GOAL OF THE EXERCISE:
Check every line below for the word "this" and copy each one that has it.

Data excerpts
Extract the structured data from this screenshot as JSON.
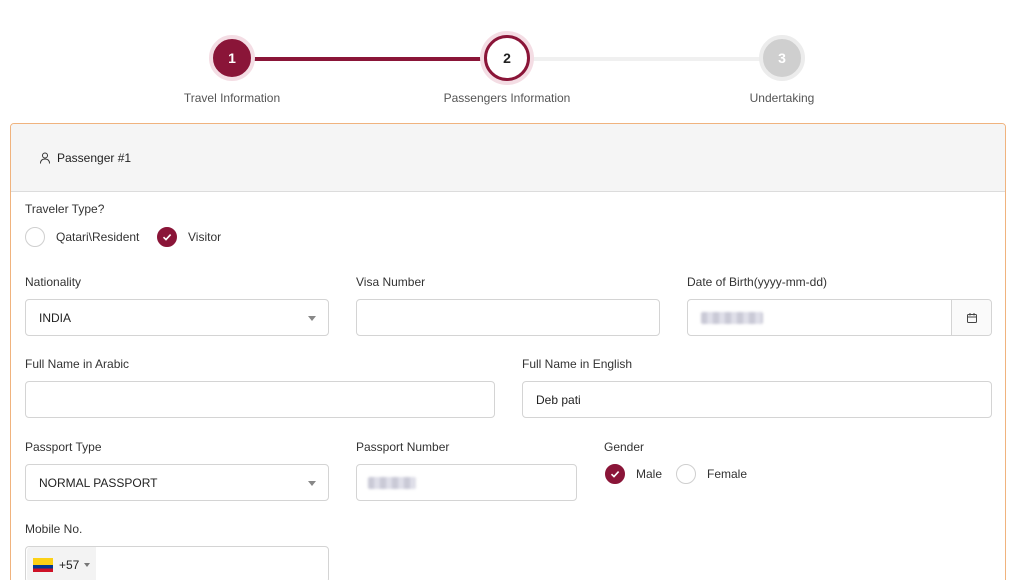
{
  "stepper": {
    "steps": [
      {
        "number": "1",
        "label": "Travel Information"
      },
      {
        "number": "2",
        "label": "Passengers Information"
      },
      {
        "number": "3",
        "label": "Undertaking"
      }
    ]
  },
  "card": {
    "title": "Passenger #1",
    "traveler_type": {
      "label": "Traveler Type?",
      "options": [
        "Qatari\\Resident",
        "Visitor"
      ],
      "selected": "Visitor"
    },
    "nationality": {
      "label": "Nationality",
      "value": "INDIA"
    },
    "visa_number": {
      "label": "Visa Number",
      "value": ""
    },
    "date_of_birth": {
      "label": "Date of Birth(yyyy-mm-dd)"
    },
    "full_name_arabic": {
      "label": "Full Name in Arabic",
      "value": ""
    },
    "full_name_english": {
      "label": "Full Name in English",
      "value": "Deb pati"
    },
    "passport_type": {
      "label": "Passport Type",
      "value": "NORMAL PASSPORT"
    },
    "passport_number": {
      "label": "Passport Number"
    },
    "gender": {
      "label": "Gender",
      "options": [
        "Male",
        "Female"
      ],
      "selected": "Male"
    },
    "mobile": {
      "label": "Mobile No.",
      "country_code": "+57"
    }
  },
  "colors": {
    "accent": "#8a1538",
    "border_highlight": "#f0b37e"
  }
}
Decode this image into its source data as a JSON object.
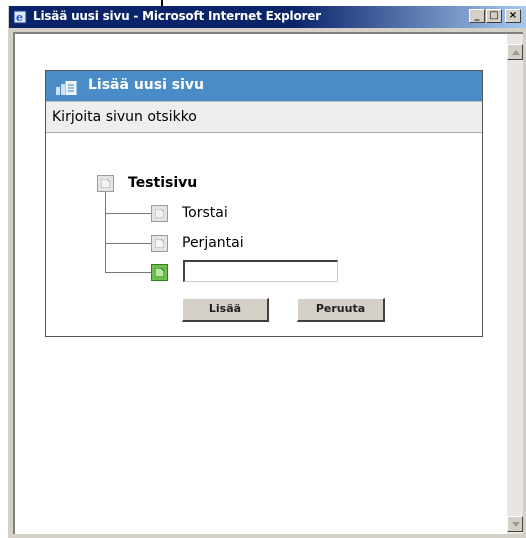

OUTPUT:
Extract the structured data from this screenshot as JSON.
Decode this image into its source data as a JSON object.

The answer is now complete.